Work to be completed = Each entry in the listing below should be returned precisely as it is.

Provided data =
++++++++

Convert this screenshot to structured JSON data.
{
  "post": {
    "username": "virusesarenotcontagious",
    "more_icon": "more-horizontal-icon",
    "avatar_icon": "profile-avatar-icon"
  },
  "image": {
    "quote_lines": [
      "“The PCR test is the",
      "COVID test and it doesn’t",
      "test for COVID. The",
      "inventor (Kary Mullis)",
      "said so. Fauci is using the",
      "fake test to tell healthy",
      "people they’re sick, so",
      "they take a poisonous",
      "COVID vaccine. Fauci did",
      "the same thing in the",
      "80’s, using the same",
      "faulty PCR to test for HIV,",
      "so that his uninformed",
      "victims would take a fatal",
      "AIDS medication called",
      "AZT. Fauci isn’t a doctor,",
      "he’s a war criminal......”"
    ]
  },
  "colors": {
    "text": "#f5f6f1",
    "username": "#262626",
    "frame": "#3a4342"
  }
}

++++++++

Output of the exercise =
Convert this screenshot to structured JSON data.
{
  "post": {
    "username": "virusesarenotcontagious",
    "more_icon": "more-horizontal-icon",
    "avatar_icon": "profile-avatar-icon"
  },
  "image": {
    "quote_lines": [
      "“The PCR test is the",
      "COVID test and it doesn’t",
      "test for COVID. The",
      "inventor (Kary Mullis)",
      "said so. Fauci is using the",
      "fake test to tell healthy",
      "people they’re sick, so",
      "they take a poisonous",
      "COVID vaccine. Fauci did",
      "the same thing in the",
      "80’s, using the same",
      "faulty PCR to test for HIV,",
      "so that his uninformed",
      "victims would take a fatal",
      "AIDS medication called",
      "AZT. Fauci isn’t a doctor,",
      "he’s a war criminal......”"
    ]
  },
  "colors": {
    "text": "#f5f6f1",
    "username": "#262626",
    "frame": "#3a4342"
  }
}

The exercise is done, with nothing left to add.